» **Opdracht 1**:
Vervang in de vermeldingen "pie-slice" door "pie-segment" en geef de regels verder ongewijzigd weer. Neem alleen de vermeldingen vanaf de eerste regel tot en met de regel met "global-mamba-label: Mamba_block <box>1023" over.

» **Brontekst**:
+ + + + +
Katholiek Onderwijs Vlaanderen verenigt katholieke scholen, centra, internaten, hogescholen en een universiteit. We zijn een grote netwerkvereniging: meer dan 1 op de 7 Vlamingen leert of werkt immers in het katholiek onderwijs. In deze rubriek willen we dat netwerk in beeld brengen. We interviewen het komende jaar elke maand een lid van onze organisatie om te weten te komen wat haar/hem drijft en wat Katholiek Onderwijs Vlaanderen voor haar/hem betekent.
Deze maand laten we Jan Coorevits aan het woord. Hij werkt al 34 jaar in het Heilig Hart-college in Waregem, waarvan de laatste 26 jaar als internaatsbeheerder. Hij staat samen met het opvoedersteam in voor 120 internen en fungeert als contactpersoon tussen de schooldirectie en de opvoeders.
Wat mij voornamelijk drijft is dat ik met jonge mensen bezig kan zijn. Ik durf niet altijd zeggen dat ik de leerlingen opvoed, maar ik weet wel dat ik hen iets kan bijbrengen. Samen met het team opvoeders wil ik de jongvolwassenen die ze worden, heel wat meegeven. Dat doe ik niet alleen met de opvoeders, maar ook samen met de ouders. Ik vind het heel belangrijk ouders bij dat proces te betrekken en als vertrouwenspersoon op te treden.
+ + + + +
» **Opsomming**:
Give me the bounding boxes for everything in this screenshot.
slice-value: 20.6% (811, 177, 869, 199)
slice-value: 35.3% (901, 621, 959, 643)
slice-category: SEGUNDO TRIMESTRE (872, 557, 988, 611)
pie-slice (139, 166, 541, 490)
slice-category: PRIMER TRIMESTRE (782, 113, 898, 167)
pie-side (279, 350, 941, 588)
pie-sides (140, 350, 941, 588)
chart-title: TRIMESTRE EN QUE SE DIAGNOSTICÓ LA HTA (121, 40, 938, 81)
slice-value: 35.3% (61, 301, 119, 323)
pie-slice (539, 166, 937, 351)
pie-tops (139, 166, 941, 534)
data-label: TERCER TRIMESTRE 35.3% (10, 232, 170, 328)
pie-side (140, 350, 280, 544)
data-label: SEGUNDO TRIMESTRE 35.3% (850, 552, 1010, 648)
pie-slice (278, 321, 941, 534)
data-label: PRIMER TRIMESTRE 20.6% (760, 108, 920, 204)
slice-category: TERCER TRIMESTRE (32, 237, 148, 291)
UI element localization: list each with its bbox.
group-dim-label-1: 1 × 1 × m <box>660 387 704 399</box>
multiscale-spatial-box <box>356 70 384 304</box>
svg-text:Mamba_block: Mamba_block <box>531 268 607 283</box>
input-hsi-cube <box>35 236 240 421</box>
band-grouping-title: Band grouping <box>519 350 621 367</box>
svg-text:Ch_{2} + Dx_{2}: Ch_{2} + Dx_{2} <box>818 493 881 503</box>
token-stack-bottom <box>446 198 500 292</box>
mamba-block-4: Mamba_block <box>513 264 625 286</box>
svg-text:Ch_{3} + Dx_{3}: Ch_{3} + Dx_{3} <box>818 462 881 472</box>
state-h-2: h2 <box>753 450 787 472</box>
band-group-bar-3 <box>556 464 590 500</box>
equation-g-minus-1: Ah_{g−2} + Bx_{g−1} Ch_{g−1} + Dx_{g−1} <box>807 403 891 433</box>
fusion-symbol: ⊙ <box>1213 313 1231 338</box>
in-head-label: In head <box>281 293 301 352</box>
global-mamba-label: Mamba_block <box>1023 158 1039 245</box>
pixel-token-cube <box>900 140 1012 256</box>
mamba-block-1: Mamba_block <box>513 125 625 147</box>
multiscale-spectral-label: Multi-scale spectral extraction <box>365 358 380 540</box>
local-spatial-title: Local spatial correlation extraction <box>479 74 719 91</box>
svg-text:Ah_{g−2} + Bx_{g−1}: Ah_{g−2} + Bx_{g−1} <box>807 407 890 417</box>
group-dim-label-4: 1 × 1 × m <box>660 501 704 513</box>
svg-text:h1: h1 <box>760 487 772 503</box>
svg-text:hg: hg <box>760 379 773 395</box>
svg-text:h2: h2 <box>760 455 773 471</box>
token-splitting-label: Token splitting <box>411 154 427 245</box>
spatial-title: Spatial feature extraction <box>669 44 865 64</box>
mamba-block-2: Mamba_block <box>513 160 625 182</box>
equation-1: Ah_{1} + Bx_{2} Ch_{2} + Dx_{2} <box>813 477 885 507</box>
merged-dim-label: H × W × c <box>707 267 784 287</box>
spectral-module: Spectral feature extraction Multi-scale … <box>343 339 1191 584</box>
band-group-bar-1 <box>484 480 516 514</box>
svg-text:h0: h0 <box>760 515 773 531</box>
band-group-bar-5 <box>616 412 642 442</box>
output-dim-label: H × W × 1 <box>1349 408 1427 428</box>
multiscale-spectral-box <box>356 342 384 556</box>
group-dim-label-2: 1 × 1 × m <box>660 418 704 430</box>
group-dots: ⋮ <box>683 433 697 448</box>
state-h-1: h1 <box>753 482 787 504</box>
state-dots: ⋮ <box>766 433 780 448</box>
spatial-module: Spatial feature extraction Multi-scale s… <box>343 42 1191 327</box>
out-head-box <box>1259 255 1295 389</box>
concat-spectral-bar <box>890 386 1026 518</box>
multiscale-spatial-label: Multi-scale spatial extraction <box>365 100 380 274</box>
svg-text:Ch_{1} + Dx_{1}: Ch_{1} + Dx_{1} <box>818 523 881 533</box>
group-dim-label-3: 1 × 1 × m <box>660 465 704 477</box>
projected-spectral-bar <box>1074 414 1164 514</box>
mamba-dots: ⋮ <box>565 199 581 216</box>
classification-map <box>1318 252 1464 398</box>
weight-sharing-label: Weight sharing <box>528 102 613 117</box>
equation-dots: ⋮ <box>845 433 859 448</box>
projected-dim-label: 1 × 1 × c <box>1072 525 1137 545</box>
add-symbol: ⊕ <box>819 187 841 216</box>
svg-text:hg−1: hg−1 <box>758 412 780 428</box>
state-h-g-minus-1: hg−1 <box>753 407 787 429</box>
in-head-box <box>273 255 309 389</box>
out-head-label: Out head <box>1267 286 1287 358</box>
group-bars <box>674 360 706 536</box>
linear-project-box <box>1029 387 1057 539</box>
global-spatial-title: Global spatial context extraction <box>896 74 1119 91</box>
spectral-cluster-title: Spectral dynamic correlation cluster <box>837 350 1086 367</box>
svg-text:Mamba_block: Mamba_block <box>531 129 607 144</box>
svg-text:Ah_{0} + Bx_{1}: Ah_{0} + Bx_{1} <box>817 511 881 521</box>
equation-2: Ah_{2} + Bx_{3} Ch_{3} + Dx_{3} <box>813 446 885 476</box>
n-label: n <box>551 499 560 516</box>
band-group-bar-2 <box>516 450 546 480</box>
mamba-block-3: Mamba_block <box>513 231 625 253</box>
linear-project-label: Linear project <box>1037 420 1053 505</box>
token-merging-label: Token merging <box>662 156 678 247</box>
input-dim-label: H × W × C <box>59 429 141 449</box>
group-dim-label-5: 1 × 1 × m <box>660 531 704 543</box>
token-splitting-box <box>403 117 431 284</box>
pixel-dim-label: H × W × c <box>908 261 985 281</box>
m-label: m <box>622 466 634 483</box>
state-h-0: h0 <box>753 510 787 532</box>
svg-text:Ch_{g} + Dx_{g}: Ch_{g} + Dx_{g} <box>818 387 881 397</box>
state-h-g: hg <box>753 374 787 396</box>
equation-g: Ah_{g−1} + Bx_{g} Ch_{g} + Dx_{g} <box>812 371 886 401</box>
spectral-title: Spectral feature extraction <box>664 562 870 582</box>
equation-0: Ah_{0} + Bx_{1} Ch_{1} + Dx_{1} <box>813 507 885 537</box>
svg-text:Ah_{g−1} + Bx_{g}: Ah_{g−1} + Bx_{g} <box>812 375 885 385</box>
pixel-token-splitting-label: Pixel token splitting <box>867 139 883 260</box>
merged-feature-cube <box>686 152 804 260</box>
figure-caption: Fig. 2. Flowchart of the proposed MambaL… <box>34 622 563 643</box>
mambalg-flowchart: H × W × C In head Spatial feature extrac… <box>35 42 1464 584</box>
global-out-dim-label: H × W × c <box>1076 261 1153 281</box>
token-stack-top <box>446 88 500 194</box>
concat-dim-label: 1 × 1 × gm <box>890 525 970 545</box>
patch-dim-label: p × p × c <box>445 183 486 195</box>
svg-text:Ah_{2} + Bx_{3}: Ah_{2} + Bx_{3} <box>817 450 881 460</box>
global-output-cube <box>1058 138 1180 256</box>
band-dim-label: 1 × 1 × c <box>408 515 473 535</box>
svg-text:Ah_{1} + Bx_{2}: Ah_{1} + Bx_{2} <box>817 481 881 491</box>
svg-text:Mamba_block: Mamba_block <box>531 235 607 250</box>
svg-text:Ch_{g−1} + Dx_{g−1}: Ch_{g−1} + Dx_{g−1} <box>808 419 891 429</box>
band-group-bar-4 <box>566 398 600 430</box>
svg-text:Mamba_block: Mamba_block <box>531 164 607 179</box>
+ + + + +
» **Opdracht 2**:
Voor hoeveel internen staat Jan Coorevits volgens de brontekst samen met het opvoedersteam in?

» **Uitgewerkte oplossing 1**:
Give me the bounding boxes for everything in this screenshot.
slice-value: 20.6% (811, 177, 869, 199)
slice-value: 35.3% (901, 621, 959, 643)
slice-category: SEGUNDO TRIMESTRE (872, 557, 988, 611)
pie-segment (139, 166, 541, 490)
slice-category: PRIMER TRIMESTRE (782, 113, 898, 167)
pie-side (279, 350, 941, 588)
pie-sides (140, 350, 941, 588)
chart-title: TRIMESTRE EN QUE SE DIAGNOSTICÓ LA HTA (121, 40, 938, 81)
slice-value: 35.3% (61, 301, 119, 323)
pie-segment (539, 166, 937, 351)
pie-tops (139, 166, 941, 534)
data-label: TERCER TRIMESTRE 35.3% (10, 232, 170, 328)
pie-side (140, 350, 280, 544)
data-label: SEGUNDO TRIMESTRE 35.3% (850, 552, 1010, 648)
pie-segment (278, 321, 941, 534)
data-label: PRIMER TRIMESTRE 20.6% (760, 108, 920, 204)
slice-category: TERCER TRIMESTRE (32, 237, 148, 291)
UI element localization: list each with its bbox.
group-dim-label-1: 1 × 1 × m <box>660 387 704 399</box>
multiscale-spatial-box <box>356 70 384 304</box>
svg-text:Mamba_block: Mamba_block <box>531 268 607 283</box>
input-hsi-cube <box>35 236 240 421</box>
band-grouping-title: Band grouping <box>519 350 621 367</box>
svg-text:Ch_{2} + Dx_{2}: Ch_{2} + Dx_{2} <box>818 493 881 503</box>
token-stack-bottom <box>446 198 500 292</box>
mamba-block-4: Mamba_block <box>513 264 625 286</box>
svg-text:Ch_{3} + Dx_{3}: Ch_{3} + Dx_{3} <box>818 462 881 472</box>
state-h-2: h2 <box>753 450 787 472</box>
band-group-bar-3 <box>556 464 590 500</box>
equation-g-minus-1: Ah_{g−2} + Bx_{g−1} Ch_{g−1} + Dx_{g−1} <box>807 403 891 433</box>
fusion-symbol: ⊙ <box>1213 313 1231 338</box>
in-head-label: In head <box>281 293 301 352</box>
global-mamba-label: Mamba_block <box>1023 158 1039 245</box>

» **Uitgewerkte oplossing 2**:
Voor 120 internen.